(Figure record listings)
#####

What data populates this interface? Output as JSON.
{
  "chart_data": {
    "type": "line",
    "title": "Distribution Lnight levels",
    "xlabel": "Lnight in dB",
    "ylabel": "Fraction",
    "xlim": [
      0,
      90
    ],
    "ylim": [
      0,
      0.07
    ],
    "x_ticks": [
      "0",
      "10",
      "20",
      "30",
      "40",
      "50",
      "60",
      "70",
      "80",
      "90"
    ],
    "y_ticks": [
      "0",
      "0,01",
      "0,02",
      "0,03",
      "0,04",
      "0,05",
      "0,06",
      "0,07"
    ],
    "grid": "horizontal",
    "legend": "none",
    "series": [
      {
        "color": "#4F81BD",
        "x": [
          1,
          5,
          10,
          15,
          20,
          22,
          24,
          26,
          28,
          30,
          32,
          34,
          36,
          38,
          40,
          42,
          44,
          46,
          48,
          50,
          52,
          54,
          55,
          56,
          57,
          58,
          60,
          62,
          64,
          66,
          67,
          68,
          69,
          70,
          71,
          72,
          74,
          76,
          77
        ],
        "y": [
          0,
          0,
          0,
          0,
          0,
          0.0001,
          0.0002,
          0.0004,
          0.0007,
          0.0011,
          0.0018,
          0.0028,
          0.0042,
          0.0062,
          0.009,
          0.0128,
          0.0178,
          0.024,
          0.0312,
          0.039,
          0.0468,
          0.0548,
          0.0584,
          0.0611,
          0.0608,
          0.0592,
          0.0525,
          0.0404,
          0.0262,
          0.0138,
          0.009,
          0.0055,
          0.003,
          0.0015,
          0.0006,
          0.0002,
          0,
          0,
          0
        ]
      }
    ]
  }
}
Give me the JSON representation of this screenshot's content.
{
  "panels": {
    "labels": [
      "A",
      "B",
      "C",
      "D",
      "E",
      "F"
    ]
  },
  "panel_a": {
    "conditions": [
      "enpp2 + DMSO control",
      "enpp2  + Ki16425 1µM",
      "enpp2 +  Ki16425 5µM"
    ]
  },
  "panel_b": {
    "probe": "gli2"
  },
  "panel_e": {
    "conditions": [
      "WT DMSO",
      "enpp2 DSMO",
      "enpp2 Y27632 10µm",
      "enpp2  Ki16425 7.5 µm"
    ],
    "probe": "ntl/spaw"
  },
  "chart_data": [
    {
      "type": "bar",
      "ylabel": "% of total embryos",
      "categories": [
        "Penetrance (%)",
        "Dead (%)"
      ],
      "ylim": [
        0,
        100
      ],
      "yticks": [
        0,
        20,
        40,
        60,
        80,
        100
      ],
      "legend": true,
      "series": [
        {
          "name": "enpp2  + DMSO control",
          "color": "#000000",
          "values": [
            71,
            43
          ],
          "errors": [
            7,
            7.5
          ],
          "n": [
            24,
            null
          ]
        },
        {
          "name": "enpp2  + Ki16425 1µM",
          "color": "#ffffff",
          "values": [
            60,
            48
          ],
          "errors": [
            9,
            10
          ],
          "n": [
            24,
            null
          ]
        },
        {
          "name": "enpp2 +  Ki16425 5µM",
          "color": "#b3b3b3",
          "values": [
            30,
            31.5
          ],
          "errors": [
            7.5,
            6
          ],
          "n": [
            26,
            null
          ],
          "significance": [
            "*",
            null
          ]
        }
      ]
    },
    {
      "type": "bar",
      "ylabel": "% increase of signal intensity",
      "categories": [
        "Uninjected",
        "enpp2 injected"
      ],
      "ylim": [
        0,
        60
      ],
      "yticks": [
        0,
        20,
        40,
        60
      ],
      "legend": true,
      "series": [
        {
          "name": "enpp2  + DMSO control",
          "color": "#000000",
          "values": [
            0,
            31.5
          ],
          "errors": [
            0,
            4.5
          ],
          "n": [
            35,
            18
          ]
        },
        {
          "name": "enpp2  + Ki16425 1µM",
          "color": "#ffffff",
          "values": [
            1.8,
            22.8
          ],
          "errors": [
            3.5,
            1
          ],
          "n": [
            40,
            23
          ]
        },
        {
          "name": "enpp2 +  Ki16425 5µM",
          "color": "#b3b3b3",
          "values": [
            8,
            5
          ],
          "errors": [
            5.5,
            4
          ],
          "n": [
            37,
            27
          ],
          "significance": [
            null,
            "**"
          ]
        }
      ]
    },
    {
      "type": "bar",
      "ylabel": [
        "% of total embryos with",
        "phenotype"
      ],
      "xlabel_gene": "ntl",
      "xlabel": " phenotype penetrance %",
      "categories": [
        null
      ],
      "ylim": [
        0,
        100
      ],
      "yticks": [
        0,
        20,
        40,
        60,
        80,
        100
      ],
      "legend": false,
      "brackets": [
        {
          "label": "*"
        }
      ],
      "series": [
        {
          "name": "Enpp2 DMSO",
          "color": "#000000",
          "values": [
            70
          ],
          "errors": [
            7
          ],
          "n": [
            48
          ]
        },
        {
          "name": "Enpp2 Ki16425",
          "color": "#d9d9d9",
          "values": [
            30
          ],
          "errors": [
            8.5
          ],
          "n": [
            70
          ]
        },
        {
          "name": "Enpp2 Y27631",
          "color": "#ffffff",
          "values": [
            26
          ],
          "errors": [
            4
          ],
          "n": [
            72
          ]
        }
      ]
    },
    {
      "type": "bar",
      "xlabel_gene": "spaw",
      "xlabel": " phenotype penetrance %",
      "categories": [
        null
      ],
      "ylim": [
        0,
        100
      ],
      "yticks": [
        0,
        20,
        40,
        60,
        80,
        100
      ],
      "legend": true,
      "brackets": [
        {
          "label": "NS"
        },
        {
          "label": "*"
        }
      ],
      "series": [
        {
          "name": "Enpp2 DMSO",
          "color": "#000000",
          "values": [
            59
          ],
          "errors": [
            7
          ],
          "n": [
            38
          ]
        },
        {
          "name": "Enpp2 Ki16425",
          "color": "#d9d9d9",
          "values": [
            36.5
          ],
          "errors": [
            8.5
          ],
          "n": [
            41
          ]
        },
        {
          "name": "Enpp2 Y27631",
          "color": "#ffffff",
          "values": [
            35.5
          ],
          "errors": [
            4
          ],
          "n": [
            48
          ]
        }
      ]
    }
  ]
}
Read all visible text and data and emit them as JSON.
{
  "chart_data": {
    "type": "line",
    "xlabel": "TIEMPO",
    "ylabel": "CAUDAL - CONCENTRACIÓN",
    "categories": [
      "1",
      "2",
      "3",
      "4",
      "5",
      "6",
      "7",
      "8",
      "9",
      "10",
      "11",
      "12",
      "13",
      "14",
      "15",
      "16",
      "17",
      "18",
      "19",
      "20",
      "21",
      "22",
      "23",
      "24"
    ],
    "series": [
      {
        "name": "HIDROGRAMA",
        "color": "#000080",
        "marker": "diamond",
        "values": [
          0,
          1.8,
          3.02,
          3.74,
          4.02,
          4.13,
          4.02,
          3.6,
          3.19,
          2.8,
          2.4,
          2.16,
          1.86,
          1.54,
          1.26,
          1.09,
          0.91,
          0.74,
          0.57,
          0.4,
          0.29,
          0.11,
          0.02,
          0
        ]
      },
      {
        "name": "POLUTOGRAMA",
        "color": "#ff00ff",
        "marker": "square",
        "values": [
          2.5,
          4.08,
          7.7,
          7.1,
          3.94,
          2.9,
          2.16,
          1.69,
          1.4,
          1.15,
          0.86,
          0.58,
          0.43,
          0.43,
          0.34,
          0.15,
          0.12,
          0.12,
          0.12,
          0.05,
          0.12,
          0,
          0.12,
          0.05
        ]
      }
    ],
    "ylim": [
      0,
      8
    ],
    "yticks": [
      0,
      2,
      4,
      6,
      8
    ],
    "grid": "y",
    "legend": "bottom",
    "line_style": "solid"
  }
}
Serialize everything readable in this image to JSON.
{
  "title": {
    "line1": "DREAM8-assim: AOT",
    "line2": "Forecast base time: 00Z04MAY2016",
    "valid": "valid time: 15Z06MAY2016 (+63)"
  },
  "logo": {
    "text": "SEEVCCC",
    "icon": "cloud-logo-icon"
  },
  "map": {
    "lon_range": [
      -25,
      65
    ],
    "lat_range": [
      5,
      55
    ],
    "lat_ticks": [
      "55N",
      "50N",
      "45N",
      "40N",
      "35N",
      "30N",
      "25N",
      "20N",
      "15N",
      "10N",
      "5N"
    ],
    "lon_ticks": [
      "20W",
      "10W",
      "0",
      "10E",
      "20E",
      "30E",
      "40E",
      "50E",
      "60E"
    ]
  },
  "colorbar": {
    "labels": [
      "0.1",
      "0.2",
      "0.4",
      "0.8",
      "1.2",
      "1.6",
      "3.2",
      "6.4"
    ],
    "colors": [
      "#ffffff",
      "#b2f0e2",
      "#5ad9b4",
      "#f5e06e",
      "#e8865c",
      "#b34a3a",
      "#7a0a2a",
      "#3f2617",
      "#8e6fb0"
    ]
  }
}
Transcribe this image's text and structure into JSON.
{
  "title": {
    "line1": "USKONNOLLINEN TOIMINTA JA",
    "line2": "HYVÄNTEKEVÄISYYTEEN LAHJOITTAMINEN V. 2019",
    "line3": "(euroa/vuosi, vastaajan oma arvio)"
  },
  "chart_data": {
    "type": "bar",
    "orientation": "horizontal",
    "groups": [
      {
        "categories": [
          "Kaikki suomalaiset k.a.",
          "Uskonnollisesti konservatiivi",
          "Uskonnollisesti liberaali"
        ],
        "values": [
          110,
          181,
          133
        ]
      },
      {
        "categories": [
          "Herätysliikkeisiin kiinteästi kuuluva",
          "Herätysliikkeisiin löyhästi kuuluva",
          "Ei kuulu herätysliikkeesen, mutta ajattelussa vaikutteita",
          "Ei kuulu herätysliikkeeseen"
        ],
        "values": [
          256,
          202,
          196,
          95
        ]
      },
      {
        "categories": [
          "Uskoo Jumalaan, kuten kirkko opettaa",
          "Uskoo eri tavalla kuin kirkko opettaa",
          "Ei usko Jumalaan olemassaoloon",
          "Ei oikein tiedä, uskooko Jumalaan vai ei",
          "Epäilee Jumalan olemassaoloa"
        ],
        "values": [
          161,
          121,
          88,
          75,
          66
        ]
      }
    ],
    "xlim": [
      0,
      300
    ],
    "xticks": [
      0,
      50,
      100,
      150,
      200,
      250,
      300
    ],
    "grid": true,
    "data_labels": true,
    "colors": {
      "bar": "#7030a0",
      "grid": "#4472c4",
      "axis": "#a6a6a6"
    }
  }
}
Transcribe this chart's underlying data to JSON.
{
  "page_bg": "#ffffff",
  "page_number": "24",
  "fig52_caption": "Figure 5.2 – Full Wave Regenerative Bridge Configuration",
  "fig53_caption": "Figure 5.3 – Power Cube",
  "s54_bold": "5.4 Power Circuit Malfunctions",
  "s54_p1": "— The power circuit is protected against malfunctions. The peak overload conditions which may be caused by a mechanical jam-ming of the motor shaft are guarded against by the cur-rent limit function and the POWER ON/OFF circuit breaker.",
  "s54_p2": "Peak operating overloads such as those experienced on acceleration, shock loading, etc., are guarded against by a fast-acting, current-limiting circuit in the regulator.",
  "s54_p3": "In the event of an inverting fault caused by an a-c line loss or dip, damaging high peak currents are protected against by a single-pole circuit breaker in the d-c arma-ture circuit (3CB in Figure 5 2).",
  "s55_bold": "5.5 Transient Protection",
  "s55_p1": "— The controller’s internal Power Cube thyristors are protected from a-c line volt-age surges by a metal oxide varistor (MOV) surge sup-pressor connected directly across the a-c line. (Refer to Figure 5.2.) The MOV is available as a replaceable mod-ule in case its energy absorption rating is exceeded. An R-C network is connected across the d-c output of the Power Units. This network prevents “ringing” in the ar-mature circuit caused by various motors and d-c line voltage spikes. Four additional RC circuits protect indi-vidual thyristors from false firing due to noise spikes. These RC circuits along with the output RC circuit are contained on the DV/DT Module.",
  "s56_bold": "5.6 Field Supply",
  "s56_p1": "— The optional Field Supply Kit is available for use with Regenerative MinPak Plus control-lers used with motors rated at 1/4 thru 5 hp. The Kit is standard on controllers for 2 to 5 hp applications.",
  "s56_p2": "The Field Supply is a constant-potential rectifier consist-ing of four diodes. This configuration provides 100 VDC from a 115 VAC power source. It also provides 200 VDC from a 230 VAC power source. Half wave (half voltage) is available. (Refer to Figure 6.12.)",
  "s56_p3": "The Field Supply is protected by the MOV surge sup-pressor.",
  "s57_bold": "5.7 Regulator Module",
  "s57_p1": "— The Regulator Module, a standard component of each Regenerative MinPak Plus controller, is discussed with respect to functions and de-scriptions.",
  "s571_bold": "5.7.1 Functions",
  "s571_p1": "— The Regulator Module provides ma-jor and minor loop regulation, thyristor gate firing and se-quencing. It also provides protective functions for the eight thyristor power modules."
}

#####

*What is being asked*. What is the number of lines in the listing that include the word "Herätysliikkeisiin"? Give that number and nothing else.

*Task response*. 2